## What is being asked
Copy all records verbatim.

## Provided records
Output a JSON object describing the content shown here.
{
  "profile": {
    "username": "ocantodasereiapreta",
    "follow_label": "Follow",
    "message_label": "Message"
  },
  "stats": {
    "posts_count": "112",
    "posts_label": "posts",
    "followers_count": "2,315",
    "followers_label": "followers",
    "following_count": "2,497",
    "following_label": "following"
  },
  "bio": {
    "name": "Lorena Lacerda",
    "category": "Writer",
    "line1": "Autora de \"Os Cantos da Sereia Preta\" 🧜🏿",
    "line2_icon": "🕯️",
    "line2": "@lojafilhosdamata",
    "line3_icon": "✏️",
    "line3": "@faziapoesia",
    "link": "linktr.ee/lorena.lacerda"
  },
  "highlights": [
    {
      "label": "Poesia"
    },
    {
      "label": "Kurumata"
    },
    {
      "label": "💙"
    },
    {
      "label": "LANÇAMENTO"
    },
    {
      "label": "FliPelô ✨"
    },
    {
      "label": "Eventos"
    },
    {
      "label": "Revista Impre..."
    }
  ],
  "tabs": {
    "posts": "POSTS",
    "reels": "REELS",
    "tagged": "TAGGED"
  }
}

## Response below
Output a JSON object describing the content shown here.
{
  "profile": {
    "username": "ocantodasereiapreta",
    "follow_label": "Follow",
    "message_label": "Message"
  },
  "stats": {
    "posts_count": "112",
    "posts_label": "posts",
    "followers_count": "2,315",
    "followers_label": "followers",
    "following_count": "2,497",
    "following_label": "following"
  },
  "bio": {
    "name": "Lorena Lacerda",
    "category": "Writer",
    "line1": "Autora de \"Os Cantos da Sereia Preta\" 🧜🏿",
    "line2_icon": "🕯️",
    "line2": "@lojafilhosdamata",
    "line3_icon": "✏️",
    "line3": "@faziapoesia",
    "link": "linktr.ee/lorena.lacerda"
  },
  "highlights": [
    {
      "label": "Poesia"
    },
    {
      "label": "Kurumata"
    },
    {
      "label": "💙"
    },
    {
      "label": "LANÇAMENTO"
    },
    {
      "label": "FliPelô ✨"
    },
    {
      "label": "Eventos"
    },
    {
      "label": "Revista Impre..."
    }
  ],
  "tabs": {
    "posts": "POSTS",
    "reels": "REELS",
    "tagged": "TAGGED"
  }
}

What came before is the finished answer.